:: Work to complete ::
Omit the pictures and extract only the lines from the line containing "Give me a plain-text" to the end of the material, each exactly as written.

:: Material for this task ::
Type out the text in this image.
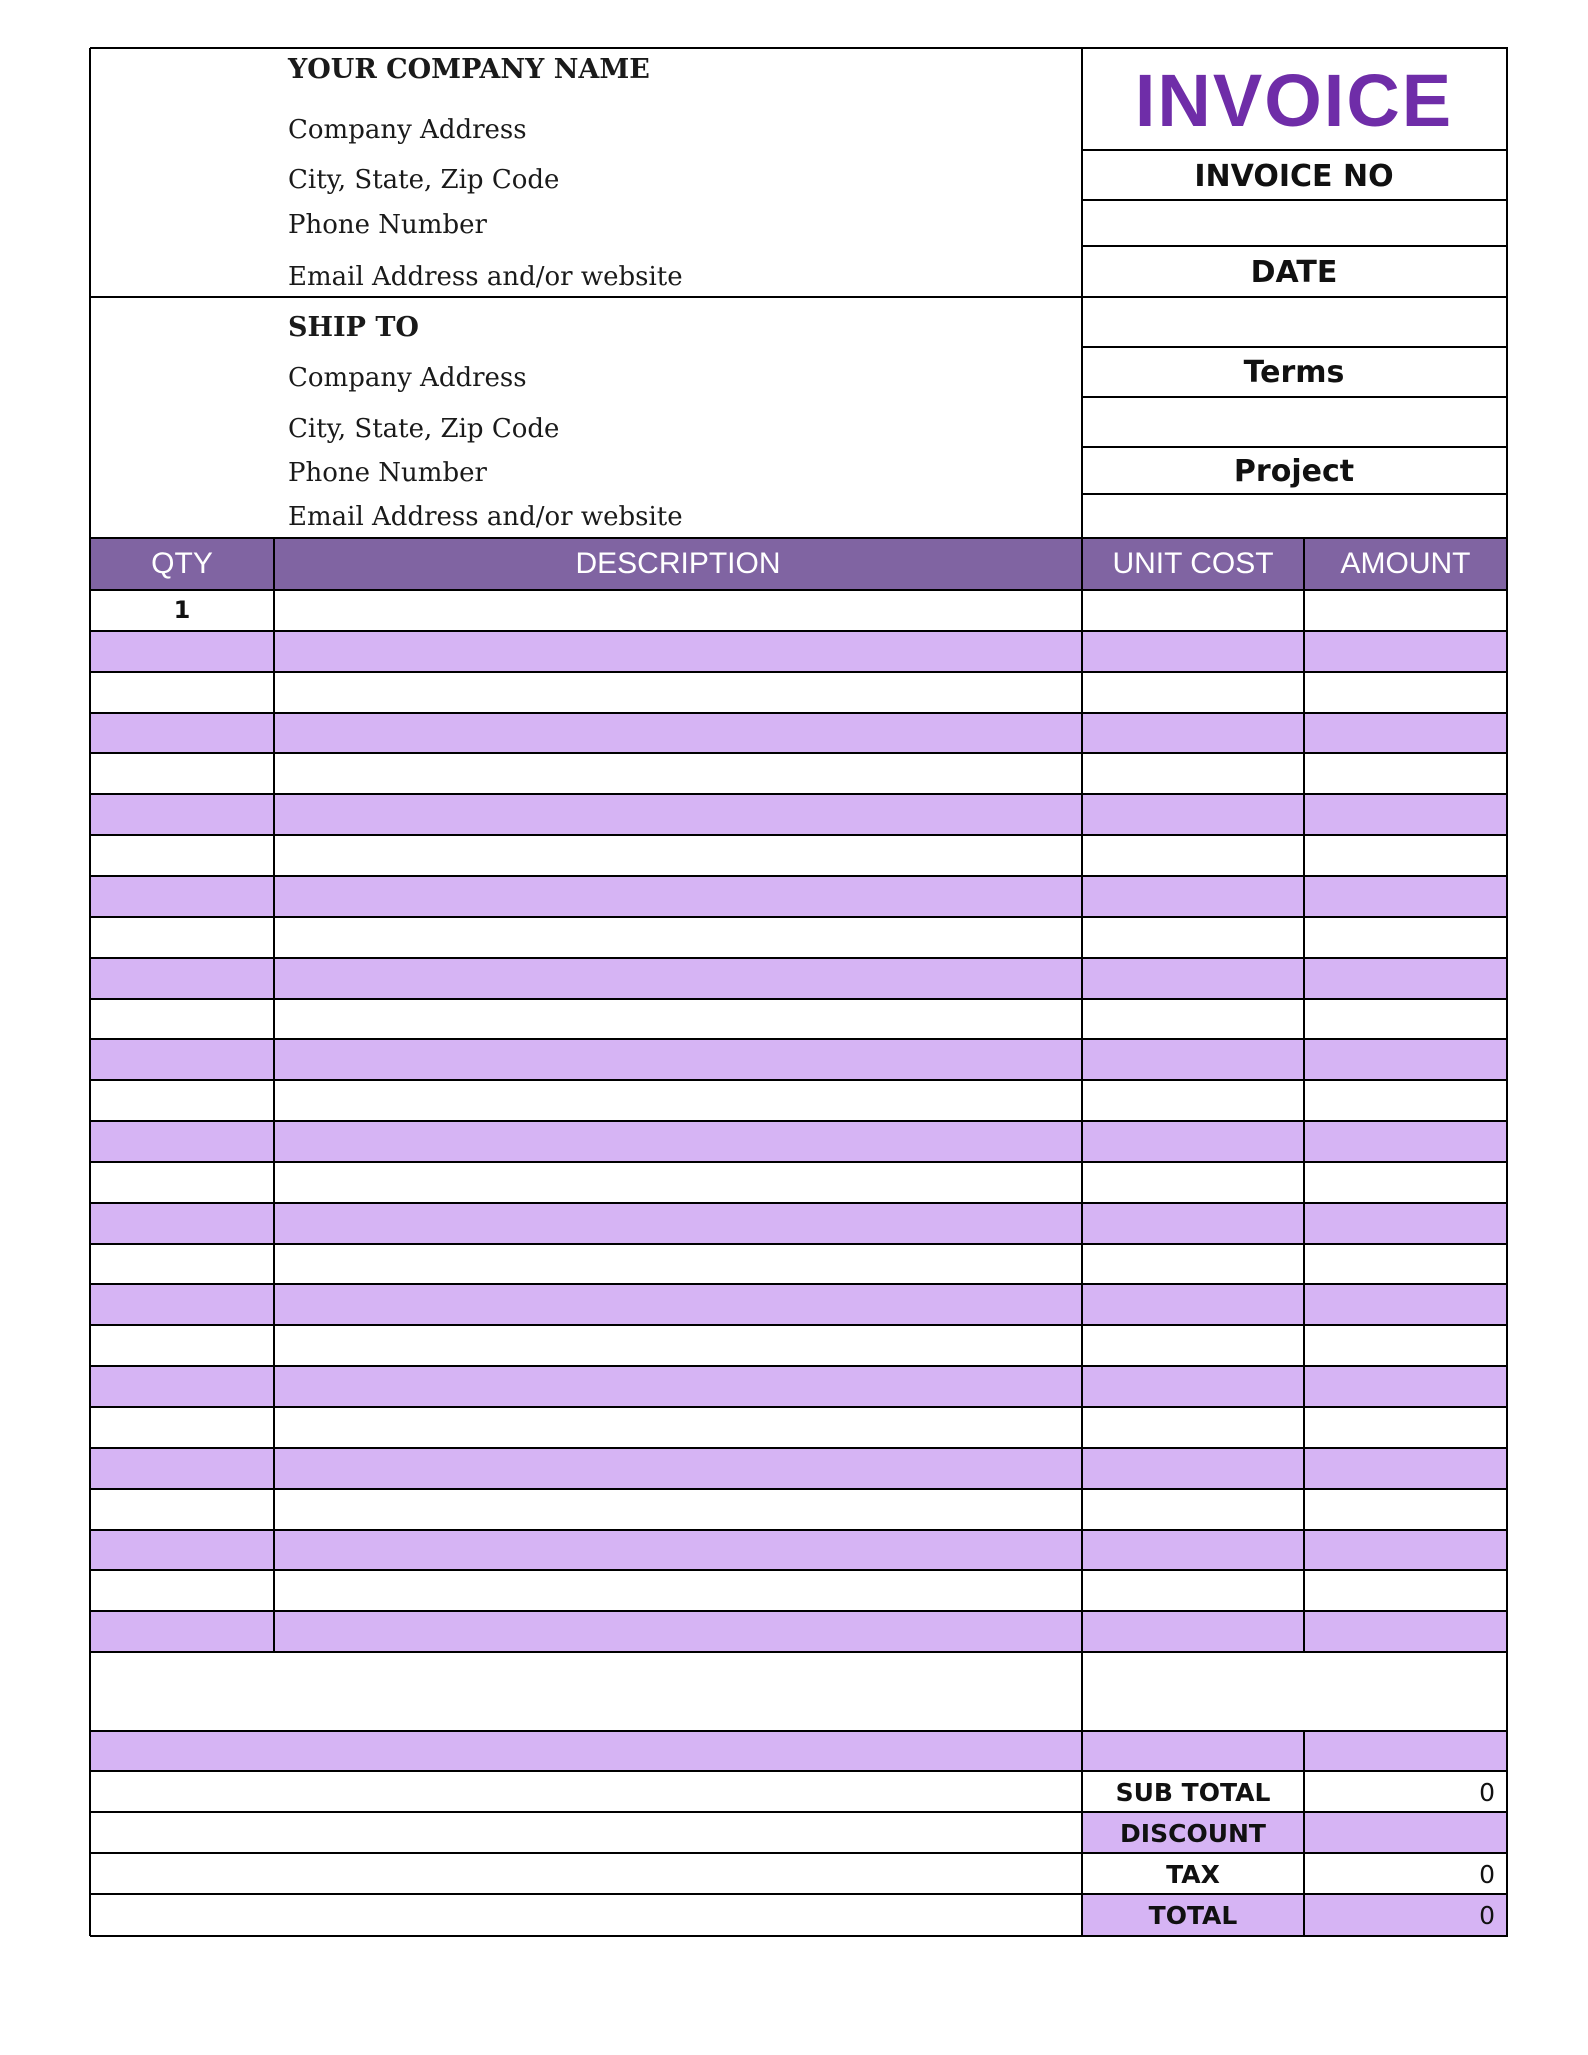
YOUR COMPANY NAME
Company Address
City, State, Zip Code
Phone Number
Email Address and/or website
SHIP TO
Company Address
City, State, Zip Code
Phone Number
Email Address and/or website
INVOICE
INVOICE NO
DATE
Terms
Project
QTY	DESCRIPTION	UNIT COST	AMOUNT
1
SUB TOTAL	0
DISCOUNT
TAX	0
TOTAL	0
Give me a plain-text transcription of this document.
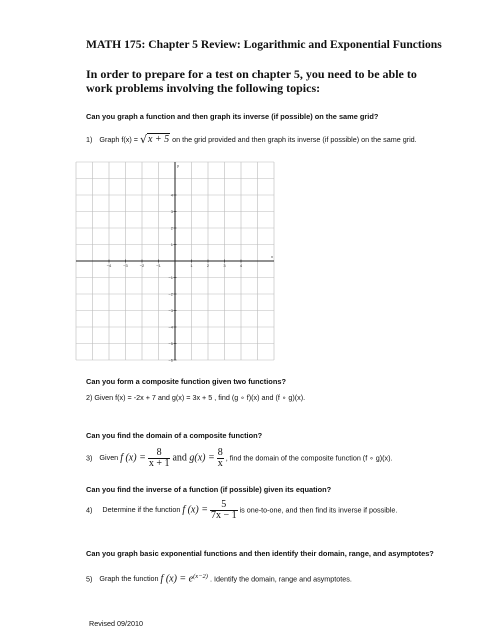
MATH 175: Chapter 5 Review: Logarithmic and Exponential Functions
In order to prepare for a test on chapter 5, you need to be able to work problems involving the following topics:
Can you graph a function and then graph its inverse (if possible) on the same grid?
1) Graph f(x) = √x + 5 on the grid provided and then graph its inverse (if possible) on the same grid.
x
y
−4	−3	−2	−1	1	2	3	4
4
3
2
1
−1
−2
−3
−4
−5
−6
Can you form a composite function given two functions?
2) Given f(x) = -2x + 7 and g(x) = 3x + 5 , find (g ∘ f)(x) and (f ∘ g)(x).
Can you find the domain of a composite function?
3) Given f $(x) = \frac{8}{x + 1}$ and $g(x) = \frac{8}{x}$ , find the domain of the composite function (f ∘ g)(x).
Can you find the inverse of a function (if possible) given its equation?
4) Determine if the function f $(x) = \frac{5}{7x - 1}$ is one-to-one, and then find its inverse if possible.
Can you graph basic exponential functions and then identify their domain, range, and asymptotes?
5) Graph the function f $(x) = e^{(x-2)}$ . Identify the domain, range and asymptotes.
Revised 09/2010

:: Task output ::
Give me a plain-text transcription of this document.
MATH 175: Chapter 5 Review: Logarithmic and Exponential Functions
In order to prepare for a test on chapter 5, you need to be able to work problems involving the following topics:
Can you graph a function and then graph its inverse (if possible) on the same grid?
1) Graph f(x) = √x + 5 on the grid provided and then graph its inverse (if possible) on the same grid.
x
y
−4	−3	−2	−1	1	2	3	4
4
3
2
1
−1
−2
−3
−4
−5
−6
Can you form a composite function given two functions?
2) Given f(x) = -2x + 7 and g(x) = 3x + 5 , find (g ∘ f)(x) and (f ∘ g)(x).
Can you find the domain of a composite function?
3) Given f $(x) = \frac{8}{x + 1}$ and $g(x) = \frac{8}{x}$ , find the domain of the composite function (f ∘ g)(x).
Can you find the inverse of a function (if possible) given its equation?
4) Determine if the function f $(x) = \frac{5}{7x - 1}$ is one-to-one, and then find its inverse if possible.
Can you graph basic exponential functions and then identify their domain, range, and asymptotes?
5) Graph the function f $(x) = e^{(x-2)}$ . Identify the domain, range and asymptotes.
Revised 09/2010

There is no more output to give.